__INFORMATION PROVIDED__.

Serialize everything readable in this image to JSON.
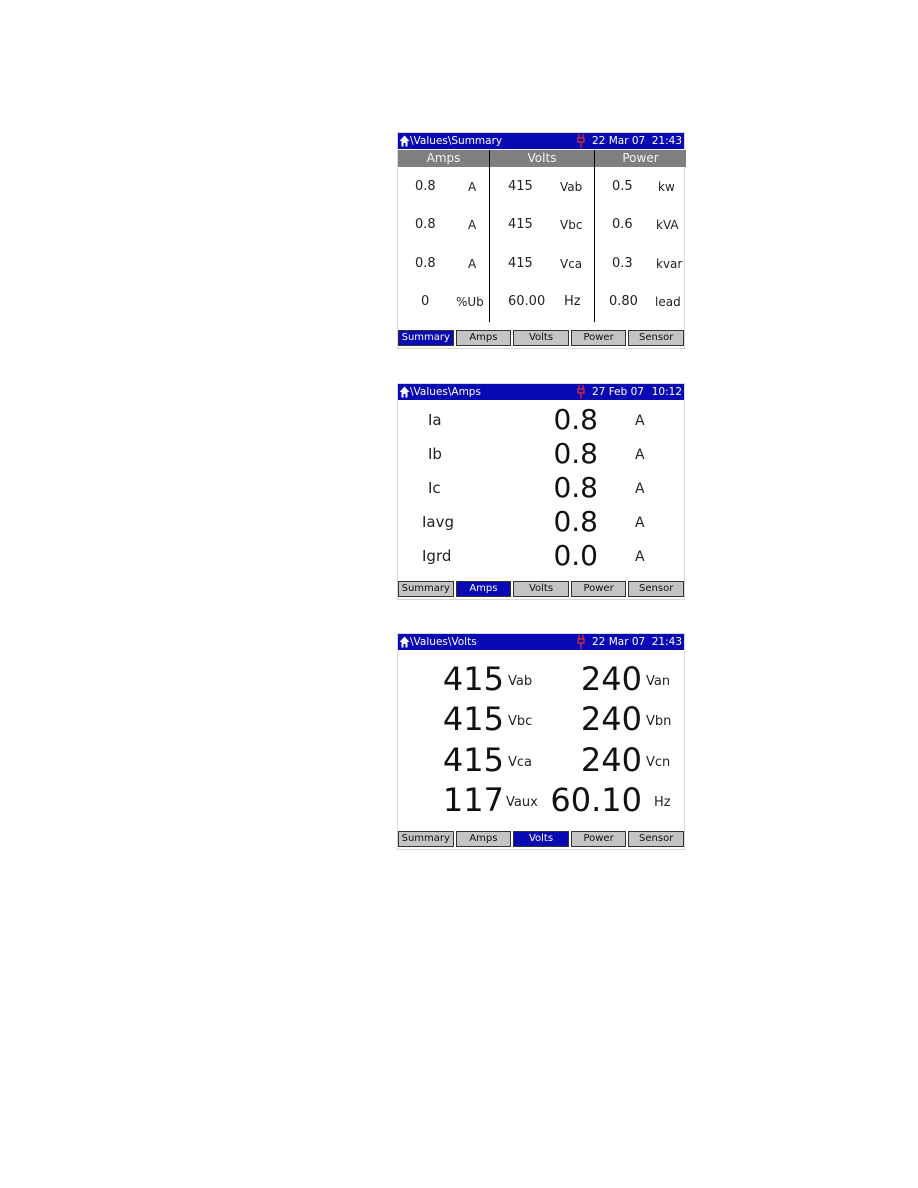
{
  "colors": {
    "header_bg": "#0a0ab4",
    "tab_active_bg": "#0a0ab4",
    "tab_bg": "#c4c4c4",
    "column_header_bg": "#7f7f7f",
    "plug_icon": "#e0302a"
  },
  "tabs": [
    "Summary",
    "Amps",
    "Volts",
    "Power",
    "Sensor"
  ],
  "summary": {
    "header": {
      "home_icon": "home-icon",
      "path": "\\Values\\Summary",
      "status_icon": "plug-icon",
      "date": "22 Mar 07",
      "time": "21:43"
    },
    "active_tab": "Summary",
    "columns": [
      "Amps",
      "Volts",
      "Power"
    ],
    "rows": [
      {
        "amps": "0.8",
        "amps_unit": "A",
        "volts": "415",
        "volts_unit": "Vab",
        "power": "0.5",
        "power_unit": "kw"
      },
      {
        "amps": "0.8",
        "amps_unit": "A",
        "volts": "415",
        "volts_unit": "Vbc",
        "power": "0.6",
        "power_unit": "kVA"
      },
      {
        "amps": "0.8",
        "amps_unit": "A",
        "volts": "415",
        "volts_unit": "Vca",
        "power": "0.3",
        "power_unit": "kvar"
      },
      {
        "amps": "0",
        "amps_unit": "%Ub",
        "volts": "60.00",
        "volts_unit": "Hz",
        "power": "0.80",
        "power_unit": "lead"
      }
    ]
  },
  "amps": {
    "header": {
      "home_icon": "home-icon",
      "path": "\\Values\\Amps",
      "status_icon": "plug-icon",
      "date": "27 Feb 07",
      "time": "10:12"
    },
    "active_tab": "Amps",
    "rows": [
      {
        "label": "Ia",
        "value": "0.8",
        "unit": "A"
      },
      {
        "label": "Ib",
        "value": "0.8",
        "unit": "A"
      },
      {
        "label": "Ic",
        "value": "0.8",
        "unit": "A"
      },
      {
        "label": "Iavg",
        "value": "0.8",
        "unit": "A"
      },
      {
        "label": "Igrd",
        "value": "0.0",
        "unit": "A"
      }
    ]
  },
  "volts": {
    "header": {
      "home_icon": "home-icon",
      "path": "\\Values\\Volts",
      "status_icon": "plug-icon",
      "date": "22 Mar 07",
      "time": "21:43"
    },
    "active_tab": "Volts",
    "rows": [
      {
        "left_value": "415",
        "left_unit": "Vab",
        "right_value": "240",
        "right_unit": "Van"
      },
      {
        "left_value": "415",
        "left_unit": "Vbc",
        "right_value": "240",
        "right_unit": "Vbn"
      },
      {
        "left_value": "415",
        "left_unit": "Vca",
        "right_value": "240",
        "right_unit": "Vcn"
      },
      {
        "left_value": "117",
        "left_unit": "Vaux",
        "right_value": "60.10",
        "right_unit": "Hz"
      }
    ]
  }
}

__DO THIS__.
Return, from the data, each line that has the word "path" in it.

__ANSWER TO THE TASK__.
      "path": "\\Values\\Summary",
      "path": "\\Values\\Amps",
      "path": "\\Values\\Volts",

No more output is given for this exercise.